>> BEGIN GIVEN INFORMATION

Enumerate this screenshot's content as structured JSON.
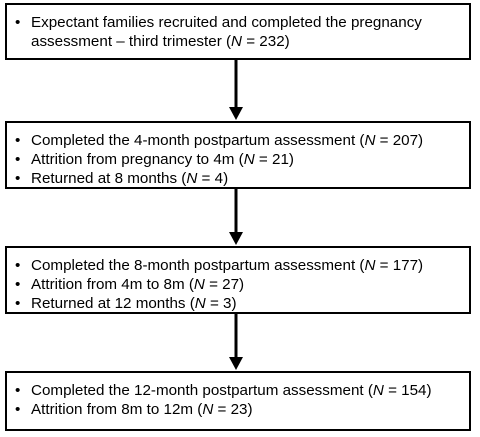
{
  "flowchart": {
    "boxes": [
      {
        "items": [
          {
            "text": "Expectant families recruited and completed the pregnancy assessment – third trimester (",
            "n_symbol": "N",
            "n_value": " = 232)"
          }
        ]
      },
      {
        "items": [
          {
            "text": "Completed the 4-month postpartum assessment (",
            "n_symbol": "N",
            "n_value": " = 207)"
          },
          {
            "text": "Attrition from pregnancy to 4m (",
            "n_symbol": "N",
            "n_value": " = 21)"
          },
          {
            "text": "Returned at 8 months (",
            "n_symbol": "N",
            "n_value": " = 4)"
          }
        ]
      },
      {
        "items": [
          {
            "text": "Completed the 8-month postpartum assessment (",
            "n_symbol": "N",
            "n_value": " = 177)"
          },
          {
            "text": "Attrition from 4m to 8m (",
            "n_symbol": "N",
            "n_value": " = 27)"
          },
          {
            "text": "Returned at 12 months (",
            "n_symbol": "N",
            "n_value": " = 3)"
          }
        ]
      },
      {
        "items": [
          {
            "text": "Completed the 12-month postpartum assessment (",
            "n_symbol": "N",
            "n_value": " = 154)"
          },
          {
            "text": "Attrition from 8m to 12m (",
            "n_symbol": "N",
            "n_value": " = 23)"
          }
        ]
      }
    ],
    "bullet": "•",
    "colors": {
      "border": "#000000",
      "text": "#000000",
      "background": "#ffffff"
    }
  }
}
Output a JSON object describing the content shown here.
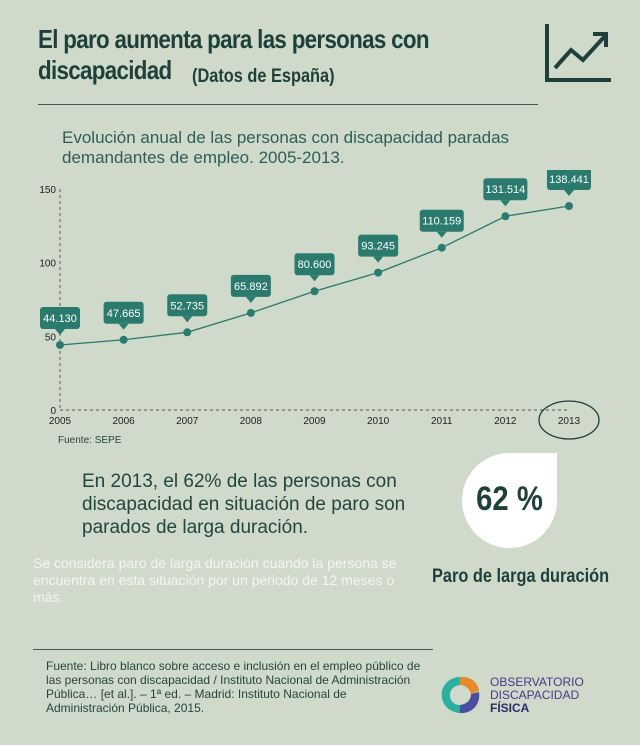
{
  "header": {
    "title": "El paro aumenta para las personas con discapacidad",
    "subtitle": "(Datos de España)",
    "icon": "trend-up-chart-icon"
  },
  "chart_data": {
    "type": "line",
    "title": "Evolución anual de las personas con discapacidad paradas demandantes de empleo. 2005-2013.",
    "categories": [
      "2005",
      "2006",
      "2007",
      "2008",
      "2009",
      "2010",
      "2011",
      "2012",
      "2013"
    ],
    "values": [
      44.13,
      47.665,
      52.735,
      65.892,
      80.6,
      93.245,
      110.159,
      131.514,
      138.441
    ],
    "data_labels": [
      "44.130",
      "47.665",
      "52.735",
      "65.892",
      "80.600",
      "93.245",
      "110.159",
      "131.514",
      "138.441"
    ],
    "yticks": [
      "0",
      "50",
      "100",
      "150"
    ],
    "ylim": [
      0,
      150
    ],
    "highlight": "2013",
    "color": "#2a7a6e",
    "source": "Fuente: SEPE"
  },
  "stat": {
    "text": "En 2013, el 62% de las personas con discapacidad en situación de paro son parados de larga duración.",
    "note": "Se considera paro de larga duración cuando la persona se encuentra en esta situación por un periodo de 12 meses o más.",
    "value": "62 %",
    "label": "Paro de larga duración"
  },
  "footer": {
    "reference": "Fuente: Libro blanco sobre acceso e inclusión en el empleo público de las personas con discapacidad / Instituto Nacional de Administración Pública… [et al.]. – 1ª ed. – Madrid: Instituto Nacional de Administración Pública, 2015.",
    "logo_line1": "OBSERVATORIO",
    "logo_line2": "DISCAPACIDAD",
    "logo_line3": "FÍSICA"
  }
}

>> END GIVEN INFORMATION

> _TASK PROMPT_
Without including any pictures, print each record exactly.

> _OUTPUT BELOW_
Enumerate this screenshot's content as structured JSON.
{
  "flowchart": {
    "boxes": [
      {
        "items": [
          {
            "text": "Expectant families recruited and completed the pregnancy assessment – third trimester (",
            "n_symbol": "N",
            "n_value": " = 232)"
          }
        ]
      },
      {
        "items": [
          {
            "text": "Completed the 4-month postpartum assessment (",
            "n_symbol": "N",
            "n_value": " = 207)"
          },
          {
            "text": "Attrition from pregnancy to 4m (",
            "n_symbol": "N",
            "n_value": " = 21)"
          },
          {
            "text": "Returned at 8 months (",
            "n_symbol": "N",
            "n_value": " = 4)"
          }
        ]
      },
      {
        "items": [
          {
            "text": "Completed the 8-month postpartum assessment (",
            "n_symbol": "N",
            "n_value": " = 177)"
          },
          {
            "text": "Attrition from 4m to 8m (",
            "n_symbol": "N",
            "n_value": " = 27)"
          },
          {
            "text": "Returned at 12 months (",
            "n_symbol": "N",
            "n_value": " = 3)"
          }
        ]
      },
      {
        "items": [
          {
            "text": "Completed the 12-month postpartum assessment (",
            "n_symbol": "N",
            "n_value": " = 154)"
          },
          {
            "text": "Attrition from 8m to 12m (",
            "n_symbol": "N",
            "n_value": " = 23)"
          }
        ]
      }
    ],
    "bullet": "•",
    "colors": {
      "border": "#000000",
      "text": "#000000",
      "background": "#ffffff"
    }
  }
}
Output a JSON object describing the content shown here.
{
  "header": {
    "title": "El paro aumenta para las personas con discapacidad",
    "subtitle": "(Datos de España)",
    "icon": "trend-up-chart-icon"
  },
  "chart_data": {
    "type": "line",
    "title": "Evolución anual de las personas con discapacidad paradas demandantes de empleo. 2005-2013.",
    "categories": [
      "2005",
      "2006",
      "2007",
      "2008",
      "2009",
      "2010",
      "2011",
      "2012",
      "2013"
    ],
    "values": [
      44.13,
      47.665,
      52.735,
      65.892,
      80.6,
      93.245,
      110.159,
      131.514,
      138.441
    ],
    "data_labels": [
      "44.130",
      "47.665",
      "52.735",
      "65.892",
      "80.600",
      "93.245",
      "110.159",
      "131.514",
      "138.441"
    ],
    "yticks": [
      "0",
      "50",
      "100",
      "150"
    ],
    "ylim": [
      0,
      150
    ],
    "highlight": "2013",
    "color": "#2a7a6e",
    "source": "Fuente: SEPE"
  },
  "stat": {
    "text": "En 2013, el 62% de las personas con discapacidad en situación de paro son parados de larga duración.",
    "note": "Se considera paro de larga duración cuando la persona se encuentra en esta situación por un periodo de 12 meses o más.",
    "value": "62 %",
    "label": "Paro de larga duración"
  },
  "footer": {
    "reference": "Fuente: Libro blanco sobre acceso e inclusión en el empleo público de las personas con discapacidad / Instituto Nacional de Administración Pública… [et al.]. – 1ª ed. – Madrid: Instituto Nacional de Administración Pública, 2015.",
    "logo_line1": "OBSERVATORIO",
    "logo_line2": "DISCAPACIDAD",
    "logo_line3": "FÍSICA"
  }
}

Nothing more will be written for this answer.